| Stated problem |
Return the full listing exactly as it is written.

| Task data |
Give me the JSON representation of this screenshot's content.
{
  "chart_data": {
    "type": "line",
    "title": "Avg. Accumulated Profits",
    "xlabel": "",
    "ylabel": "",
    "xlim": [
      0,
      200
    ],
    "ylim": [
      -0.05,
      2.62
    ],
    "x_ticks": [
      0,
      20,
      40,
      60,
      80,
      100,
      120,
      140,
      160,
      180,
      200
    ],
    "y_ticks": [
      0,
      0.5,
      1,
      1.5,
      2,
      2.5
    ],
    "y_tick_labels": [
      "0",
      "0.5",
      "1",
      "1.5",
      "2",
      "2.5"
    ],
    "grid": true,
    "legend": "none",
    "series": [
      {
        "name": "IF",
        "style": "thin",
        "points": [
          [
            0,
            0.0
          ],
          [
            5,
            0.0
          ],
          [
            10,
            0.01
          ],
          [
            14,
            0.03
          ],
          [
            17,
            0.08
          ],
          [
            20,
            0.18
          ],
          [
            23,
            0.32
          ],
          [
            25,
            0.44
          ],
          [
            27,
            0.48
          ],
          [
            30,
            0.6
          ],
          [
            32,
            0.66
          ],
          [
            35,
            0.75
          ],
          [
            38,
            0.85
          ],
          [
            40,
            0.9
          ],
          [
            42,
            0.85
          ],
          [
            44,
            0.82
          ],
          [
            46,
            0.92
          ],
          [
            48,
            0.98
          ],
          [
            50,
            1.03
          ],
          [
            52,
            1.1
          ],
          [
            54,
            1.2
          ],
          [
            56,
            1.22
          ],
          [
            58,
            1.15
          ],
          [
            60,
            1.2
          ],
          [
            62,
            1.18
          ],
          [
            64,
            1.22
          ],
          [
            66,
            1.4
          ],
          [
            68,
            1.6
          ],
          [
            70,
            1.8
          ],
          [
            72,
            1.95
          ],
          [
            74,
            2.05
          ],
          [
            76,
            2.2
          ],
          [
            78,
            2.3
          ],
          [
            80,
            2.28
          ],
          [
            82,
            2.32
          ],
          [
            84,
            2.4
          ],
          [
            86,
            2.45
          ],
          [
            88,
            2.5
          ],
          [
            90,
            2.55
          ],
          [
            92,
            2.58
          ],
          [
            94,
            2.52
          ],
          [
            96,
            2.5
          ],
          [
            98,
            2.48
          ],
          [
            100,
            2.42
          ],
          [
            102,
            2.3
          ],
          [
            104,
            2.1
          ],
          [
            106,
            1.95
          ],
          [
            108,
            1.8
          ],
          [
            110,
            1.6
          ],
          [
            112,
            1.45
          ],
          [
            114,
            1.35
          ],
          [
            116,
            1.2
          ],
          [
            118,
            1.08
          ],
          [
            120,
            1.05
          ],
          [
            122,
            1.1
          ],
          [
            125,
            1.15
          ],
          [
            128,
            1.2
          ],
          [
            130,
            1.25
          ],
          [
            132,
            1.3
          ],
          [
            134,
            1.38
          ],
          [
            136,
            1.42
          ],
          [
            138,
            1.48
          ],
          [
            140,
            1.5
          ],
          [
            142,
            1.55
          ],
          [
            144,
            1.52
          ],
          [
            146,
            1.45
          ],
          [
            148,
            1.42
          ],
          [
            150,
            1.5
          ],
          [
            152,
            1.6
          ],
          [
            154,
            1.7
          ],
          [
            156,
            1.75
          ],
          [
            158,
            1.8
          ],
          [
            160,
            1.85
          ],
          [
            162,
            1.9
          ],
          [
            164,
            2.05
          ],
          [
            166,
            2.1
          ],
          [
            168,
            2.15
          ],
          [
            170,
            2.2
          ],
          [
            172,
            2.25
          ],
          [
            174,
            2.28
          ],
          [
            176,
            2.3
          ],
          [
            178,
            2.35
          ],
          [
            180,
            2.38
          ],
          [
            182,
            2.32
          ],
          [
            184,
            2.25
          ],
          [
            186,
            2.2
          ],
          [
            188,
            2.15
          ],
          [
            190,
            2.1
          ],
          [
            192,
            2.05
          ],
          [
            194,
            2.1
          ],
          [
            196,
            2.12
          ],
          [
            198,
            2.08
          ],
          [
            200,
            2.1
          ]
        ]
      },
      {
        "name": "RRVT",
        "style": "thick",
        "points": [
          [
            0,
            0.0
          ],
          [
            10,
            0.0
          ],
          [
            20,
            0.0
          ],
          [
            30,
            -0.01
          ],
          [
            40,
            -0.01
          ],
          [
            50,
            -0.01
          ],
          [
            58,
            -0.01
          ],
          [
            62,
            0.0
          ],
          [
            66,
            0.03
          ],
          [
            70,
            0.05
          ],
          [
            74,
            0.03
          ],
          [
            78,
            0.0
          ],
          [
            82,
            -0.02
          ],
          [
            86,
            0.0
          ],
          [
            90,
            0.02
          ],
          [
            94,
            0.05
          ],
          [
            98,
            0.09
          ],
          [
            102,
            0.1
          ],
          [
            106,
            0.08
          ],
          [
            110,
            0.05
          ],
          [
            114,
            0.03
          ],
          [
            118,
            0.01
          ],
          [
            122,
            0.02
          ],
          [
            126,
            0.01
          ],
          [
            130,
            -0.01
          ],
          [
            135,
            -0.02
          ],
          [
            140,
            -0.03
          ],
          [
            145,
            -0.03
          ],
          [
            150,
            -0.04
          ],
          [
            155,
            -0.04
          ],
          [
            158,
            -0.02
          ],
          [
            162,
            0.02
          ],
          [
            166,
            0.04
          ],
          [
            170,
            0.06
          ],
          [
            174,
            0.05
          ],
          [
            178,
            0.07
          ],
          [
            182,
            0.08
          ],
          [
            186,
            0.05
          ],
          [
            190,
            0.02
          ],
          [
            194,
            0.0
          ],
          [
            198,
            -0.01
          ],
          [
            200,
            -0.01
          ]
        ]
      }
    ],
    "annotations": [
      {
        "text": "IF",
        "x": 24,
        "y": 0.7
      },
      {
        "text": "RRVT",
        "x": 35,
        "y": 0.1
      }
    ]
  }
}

| Response to this exercise |
Give me the JSON representation of this screenshot's content.
{
  "chart_data": {
    "type": "line",
    "title": "Avg. Accumulated Profits",
    "xlabel": "",
    "ylabel": "",
    "xlim": [
      0,
      200
    ],
    "ylim": [
      -0.05,
      2.62
    ],
    "x_ticks": [
      0,
      20,
      40,
      60,
      80,
      100,
      120,
      140,
      160,
      180,
      200
    ],
    "y_ticks": [
      0,
      0.5,
      1,
      1.5,
      2,
      2.5
    ],
    "y_tick_labels": [
      "0",
      "0.5",
      "1",
      "1.5",
      "2",
      "2.5"
    ],
    "grid": true,
    "legend": "none",
    "series": [
      {
        "name": "IF",
        "style": "thin",
        "points": [
          [
            0,
            0.0
          ],
          [
            5,
            0.0
          ],
          [
            10,
            0.01
          ],
          [
            14,
            0.03
          ],
          [
            17,
            0.08
          ],
          [
            20,
            0.18
          ],
          [
            23,
            0.32
          ],
          [
            25,
            0.44
          ],
          [
            27,
            0.48
          ],
          [
            30,
            0.6
          ],
          [
            32,
            0.66
          ],
          [
            35,
            0.75
          ],
          [
            38,
            0.85
          ],
          [
            40,
            0.9
          ],
          [
            42,
            0.85
          ],
          [
            44,
            0.82
          ],
          [
            46,
            0.92
          ],
          [
            48,
            0.98
          ],
          [
            50,
            1.03
          ],
          [
            52,
            1.1
          ],
          [
            54,
            1.2
          ],
          [
            56,
            1.22
          ],
          [
            58,
            1.15
          ],
          [
            60,
            1.2
          ],
          [
            62,
            1.18
          ],
          [
            64,
            1.22
          ],
          [
            66,
            1.4
          ],
          [
            68,
            1.6
          ],
          [
            70,
            1.8
          ],
          [
            72,
            1.95
          ],
          [
            74,
            2.05
          ],
          [
            76,
            2.2
          ],
          [
            78,
            2.3
          ],
          [
            80,
            2.28
          ],
          [
            82,
            2.32
          ],
          [
            84,
            2.4
          ],
          [
            86,
            2.45
          ],
          [
            88,
            2.5
          ],
          [
            90,
            2.55
          ],
          [
            92,
            2.58
          ],
          [
            94,
            2.52
          ],
          [
            96,
            2.5
          ],
          [
            98,
            2.48
          ],
          [
            100,
            2.42
          ],
          [
            102,
            2.3
          ],
          [
            104,
            2.1
          ],
          [
            106,
            1.95
          ],
          [
            108,
            1.8
          ],
          [
            110,
            1.6
          ],
          [
            112,
            1.45
          ],
          [
            114,
            1.35
          ],
          [
            116,
            1.2
          ],
          [
            118,
            1.08
          ],
          [
            120,
            1.05
          ],
          [
            122,
            1.1
          ],
          [
            125,
            1.15
          ],
          [
            128,
            1.2
          ],
          [
            130,
            1.25
          ],
          [
            132,
            1.3
          ],
          [
            134,
            1.38
          ],
          [
            136,
            1.42
          ],
          [
            138,
            1.48
          ],
          [
            140,
            1.5
          ],
          [
            142,
            1.55
          ],
          [
            144,
            1.52
          ],
          [
            146,
            1.45
          ],
          [
            148,
            1.42
          ],
          [
            150,
            1.5
          ],
          [
            152,
            1.6
          ],
          [
            154,
            1.7
          ],
          [
            156,
            1.75
          ],
          [
            158,
            1.8
          ],
          [
            160,
            1.85
          ],
          [
            162,
            1.9
          ],
          [
            164,
            2.05
          ],
          [
            166,
            2.1
          ],
          [
            168,
            2.15
          ],
          [
            170,
            2.2
          ],
          [
            172,
            2.25
          ],
          [
            174,
            2.28
          ],
          [
            176,
            2.3
          ],
          [
            178,
            2.35
          ],
          [
            180,
            2.38
          ],
          [
            182,
            2.32
          ],
          [
            184,
            2.25
          ],
          [
            186,
            2.2
          ],
          [
            188,
            2.15
          ],
          [
            190,
            2.1
          ],
          [
            192,
            2.05
          ],
          [
            194,
            2.1
          ],
          [
            196,
            2.12
          ],
          [
            198,
            2.08
          ],
          [
            200,
            2.1
          ]
        ]
      },
      {
        "name": "RRVT",
        "style": "thick",
        "points": [
          [
            0,
            0.0
          ],
          [
            10,
            0.0
          ],
          [
            20,
            0.0
          ],
          [
            30,
            -0.01
          ],
          [
            40,
            -0.01
          ],
          [
            50,
            -0.01
          ],
          [
            58,
            -0.01
          ],
          [
            62,
            0.0
          ],
          [
            66,
            0.03
          ],
          [
            70,
            0.05
          ],
          [
            74,
            0.03
          ],
          [
            78,
            0.0
          ],
          [
            82,
            -0.02
          ],
          [
            86,
            0.0
          ],
          [
            90,
            0.02
          ],
          [
            94,
            0.05
          ],
          [
            98,
            0.09
          ],
          [
            102,
            0.1
          ],
          [
            106,
            0.08
          ],
          [
            110,
            0.05
          ],
          [
            114,
            0.03
          ],
          [
            118,
            0.01
          ],
          [
            122,
            0.02
          ],
          [
            126,
            0.01
          ],
          [
            130,
            -0.01
          ],
          [
            135,
            -0.02
          ],
          [
            140,
            -0.03
          ],
          [
            145,
            -0.03
          ],
          [
            150,
            -0.04
          ],
          [
            155,
            -0.04
          ],
          [
            158,
            -0.02
          ],
          [
            162,
            0.02
          ],
          [
            166,
            0.04
          ],
          [
            170,
            0.06
          ],
          [
            174,
            0.05
          ],
          [
            178,
            0.07
          ],
          [
            182,
            0.08
          ],
          [
            186,
            0.05
          ],
          [
            190,
            0.02
          ],
          [
            194,
            0.0
          ],
          [
            198,
            -0.01
          ],
          [
            200,
            -0.01
          ]
        ]
      }
    ],
    "annotations": [
      {
        "text": "IF",
        "x": 24,
        "y": 0.7
      },
      {
        "text": "RRVT",
        "x": 35,
        "y": 0.1
      }
    ]
  }
}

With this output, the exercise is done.